Structured figure records:

__________________________________________________

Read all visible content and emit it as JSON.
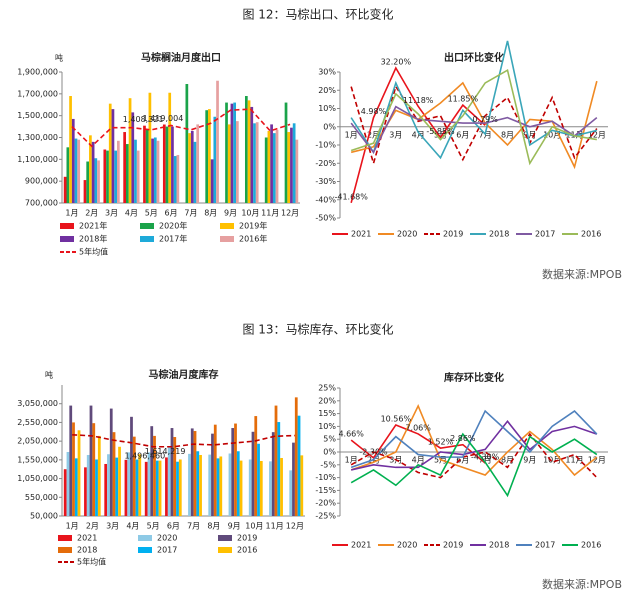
{
  "figures": [
    {
      "caption": "图 12：马棕出口、环比变化",
      "source": "数据来源:MPOB"
    },
    {
      "caption": "图 13：马棕库存、环比变化",
      "source": "数据来源:MPOB"
    }
  ],
  "chart_data": [
    {
      "type": "bar",
      "title": "马棕榈油月度出口",
      "unit": "吨",
      "categories": [
        "1月",
        "2月",
        "3月",
        "4月",
        "5月",
        "6月",
        "7月",
        "8月",
        "9月",
        "10月",
        "11月",
        "12月"
      ],
      "ylim": [
        700000,
        1900000
      ],
      "yticks": [
        {
          "value": 700000,
          "label": "700,000"
        },
        {
          "value": 900000,
          "label": "900,000"
        },
        {
          "value": 1100000,
          "label": "1,100,000"
        },
        {
          "value": 1300000,
          "label": "1,300,000"
        },
        {
          "value": 1500000,
          "label": "1,500,000"
        },
        {
          "value": 1700000,
          "label": "1,700,000"
        },
        {
          "value": 1900000,
          "label": "1,900,000"
        }
      ],
      "series": [
        {
          "name": "2021年",
          "color": "#e8141c",
          "values": [
            940000,
            910000,
            1190000,
            1350000,
            1408321,
            1419004,
            null,
            null,
            null,
            null,
            null,
            null
          ],
          "value_labels": [
            null,
            null,
            null,
            null,
            "1,408,321",
            "1,419,004",
            null,
            null,
            null,
            null,
            null,
            null
          ]
        },
        {
          "name": "2020年",
          "color": "#1aa34a",
          "values": [
            1210000,
            1080000,
            1180000,
            1240000,
            1370000,
            1400000,
            1790000,
            1550000,
            1620000,
            1680000,
            1300000,
            1620000
          ]
        },
        {
          "name": "2019年",
          "color": "#ffc000",
          "values": [
            1680000,
            1320000,
            1610000,
            1660000,
            1710000,
            1710000,
            1340000,
            1560000,
            1420000,
            1640000,
            1360000,
            1350000
          ]
        },
        {
          "name": "2018年",
          "color": "#7030a0",
          "values": [
            1470000,
            1260000,
            1560000,
            1530000,
            1290000,
            1400000,
            1360000,
            1100000,
            1610000,
            1580000,
            1420000,
            1390000
          ]
        },
        {
          "name": "2017年",
          "color": "#1eaad9",
          "values": [
            1290000,
            1110000,
            1180000,
            1280000,
            1300000,
            1130000,
            1260000,
            1490000,
            1620000,
            1430000,
            1340000,
            1430000
          ]
        },
        {
          "name": "2016年",
          "color": "#e6a0a0",
          "values": [
            1280000,
            1090000,
            1270000,
            1180000,
            1270000,
            1140000,
            1420000,
            1820000,
            1450000,
            1440000,
            1370000,
            1280000
          ]
        },
        {
          "name": "5年均值",
          "color": "#e8141c",
          "type": "line",
          "dashed": true,
          "values": [
            1400000,
            1220000,
            1390000,
            1390000,
            1370000,
            1410000,
            1370000,
            1430000,
            1550000,
            1560000,
            1360000,
            1420000
          ]
        }
      ]
    },
    {
      "type": "line",
      "title": "出口环比变化",
      "categories": [
        "1月",
        "2月",
        "3月",
        "4月",
        "5月",
        "6月",
        "7月",
        "8月",
        "9月",
        "10月",
        "11月",
        "12月"
      ],
      "ylim": [
        -50,
        30
      ],
      "yticks": [
        {
          "value": -50,
          "label": "-50%"
        },
        {
          "value": -40,
          "label": "-40%"
        },
        {
          "value": -30,
          "label": "-30%"
        },
        {
          "value": -20,
          "label": "-20%"
        },
        {
          "value": -10,
          "label": "-10%"
        },
        {
          "value": 0,
          "label": "0%"
        },
        {
          "value": 10,
          "label": "10%"
        },
        {
          "value": 20,
          "label": "20%"
        },
        {
          "value": 30,
          "label": "30%"
        }
      ],
      "series": [
        {
          "name": "2021",
          "color": "#e8141c",
          "values": [
            -41.68,
            4.98,
            32.2,
            11.18,
            -5.85,
            11.85,
            0.79,
            null,
            null,
            null,
            null,
            null
          ],
          "value_labels": [
            "-41.68%",
            "4.98%",
            "32.20%",
            "11.18%",
            "-5.85%",
            "11.85%",
            "0.79%",
            null,
            null,
            null,
            null,
            null
          ]
        },
        {
          "name": "2020",
          "color": "#f08a24",
          "values": [
            -14,
            -11,
            9,
            4,
            13,
            24,
            2,
            -10,
            4,
            3,
            -22,
            25
          ]
        },
        {
          "name": "2019",
          "color": "#c00000",
          "dashed": true,
          "values": [
            22,
            -20,
            22,
            3,
            6,
            -18,
            6,
            16,
            -9,
            16,
            -17,
            -1
          ]
        },
        {
          "name": "2018",
          "color": "#3aa6b9",
          "values": [
            5,
            -14,
            24,
            -3,
            -17,
            9,
            -4,
            47,
            -10,
            -2,
            -5,
            -2
          ]
        },
        {
          "name": "2017",
          "color": "#7f5aa2",
          "values": [
            2,
            -14,
            11,
            4,
            3,
            2,
            2,
            5,
            0,
            3,
            -5,
            5
          ]
        },
        {
          "name": "2016",
          "color": "#9bbb59",
          "values": [
            -13,
            -9,
            18,
            7,
            -7,
            6,
            24,
            31,
            -20,
            0,
            -5,
            -7
          ]
        }
      ]
    },
    {
      "type": "bar",
      "title": "马棕油月度库存",
      "unit": "吨",
      "categories": [
        "1月",
        "2月",
        "3月",
        "4月",
        "5月",
        "6月",
        "7月",
        "8月",
        "9月",
        "10月",
        "11月",
        "12月"
      ],
      "ylim": [
        50000,
        3550000
      ],
      "yticks": [
        {
          "value": 50000,
          "label": "50,000"
        },
        {
          "value": 550000,
          "label": "550,000"
        },
        {
          "value": 1050000,
          "label": "1,050,000"
        },
        {
          "value": 1550000,
          "label": "1,550,000"
        },
        {
          "value": 2050000,
          "label": "2,050,000"
        },
        {
          "value": 2550000,
          "label": "2,550,000"
        },
        {
          "value": 3050000,
          "label": "3,050,000"
        }
      ],
      "series": [
        {
          "name": "2021",
          "color": "#e8141c",
          "values": [
            1300000,
            1350000,
            1440000,
            1550000,
            1496460,
            1614219,
            null,
            null,
            null,
            null,
            null,
            null
          ],
          "value_labels": [
            null,
            null,
            null,
            null,
            "1,496,460",
            "1,614,219",
            null,
            null,
            null,
            null,
            null,
            null
          ]
        },
        {
          "name": "2020",
          "color": "#8ecae6",
          "values": [
            1760000,
            1680000,
            1700000,
            1750000,
            1750000,
            1900000,
            1710000,
            1690000,
            1720000,
            1560000,
            1510000,
            1270000
          ]
        },
        {
          "name": "2019",
          "color": "#604a7b",
          "values": [
            3000000,
            3000000,
            2920000,
            2700000,
            2450000,
            2400000,
            2390000,
            2250000,
            2400000,
            2300000,
            2290000,
            2010000
          ]
        },
        {
          "name": "2018",
          "color": "#e46c0a",
          "values": [
            2550000,
            2530000,
            2290000,
            2170000,
            2190000,
            2160000,
            2320000,
            2490000,
            2520000,
            2720000,
            3000000,
            3220000
          ]
        },
        {
          "name": "2017",
          "color": "#00b0f0",
          "values": [
            1590000,
            1560000,
            1610000,
            1560000,
            1530000,
            1500000,
            1780000,
            1590000,
            1780000,
            1980000,
            2560000,
            2730000
          ]
        },
        {
          "name": "2016",
          "color": "#ffc000",
          "values": [
            2340000,
            2190000,
            1900000,
            1700000,
            1530000,
            1560000,
            1680000,
            1640000,
            1530000,
            1520000,
            1600000,
            1670000
          ]
        },
        {
          "name": "5年均值",
          "color": "#c00000",
          "type": "line",
          "dashed": true,
          "values": [
            2220000,
            2190000,
            2080000,
            2000000,
            1900000,
            1900000,
            1970000,
            1950000,
            2000000,
            2050000,
            2180000,
            2200000
          ]
        }
      ]
    },
    {
      "type": "line",
      "title": "库存环比变化",
      "categories": [
        "1月",
        "2月",
        "3月",
        "4月",
        "5月",
        "6月",
        "7月",
        "8月",
        "9月",
        "10月",
        "11月",
        "12月"
      ],
      "ylim": [
        -25,
        25
      ],
      "yticks": [
        {
          "value": -25,
          "label": "-25%"
        },
        {
          "value": -20,
          "label": "-20%"
        },
        {
          "value": -15,
          "label": "-15%"
        },
        {
          "value": -10,
          "label": "-10%"
        },
        {
          "value": -5,
          "label": "-5%"
        },
        {
          "value": 0,
          "label": "0%"
        },
        {
          "value": 5,
          "label": "5%"
        },
        {
          "value": 10,
          "label": "10%"
        },
        {
          "value": 15,
          "label": "15%"
        },
        {
          "value": 20,
          "label": "20%"
        },
        {
          "value": 25,
          "label": "25%"
        }
      ],
      "series": [
        {
          "name": "2021",
          "color": "#e8141c",
          "values": [
            4.66,
            -2.3,
            10.56,
            7.06,
            1.52,
            2.86,
            -4.3,
            null,
            null,
            null,
            null,
            null
          ],
          "value_labels": [
            "4.66%",
            "-2.30%",
            "10.56%",
            "7.06%",
            "1.52%",
            "2.86%",
            "-4.30%",
            null,
            null,
            null,
            null,
            null
          ]
        },
        {
          "name": "2020",
          "color": "#f08a24",
          "values": [
            -7,
            -4,
            0,
            18,
            -3,
            -6,
            -9,
            0,
            8,
            1,
            -9,
            -2
          ]
        },
        {
          "name": "2019",
          "color": "#c00000",
          "dashed": true,
          "values": [
            -5,
            0,
            -3,
            -8,
            -10,
            -2,
            0,
            -6,
            7,
            -4,
            -1,
            -10
          ]
        },
        {
          "name": "2018",
          "color": "#7030a0",
          "values": [
            -7,
            -5,
            -6,
            -6,
            0,
            -1,
            1,
            12,
            1,
            8,
            10,
            7
          ]
        },
        {
          "name": "2017",
          "color": "#4f81bd",
          "values": [
            -6,
            -3,
            6,
            -1,
            -2,
            -2,
            16,
            8,
            0,
            10,
            16,
            7
          ]
        },
        {
          "name": "2016",
          "color": "#00b050",
          "values": [
            -12,
            -7,
            -13,
            -5,
            -9,
            7,
            -4,
            -17,
            6,
            0,
            5,
            -1
          ]
        }
      ]
    }
  ]
}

__________________________________________________

#### [Aim]
Scan the listing above for the word "title" and copy every line that holds it.

#### [The completed task]
      "title": "马棕榈油月度出口",
      "title": "出口环比变化",
      "title": "马棕油月度库存",
      "title": "库存环比变化",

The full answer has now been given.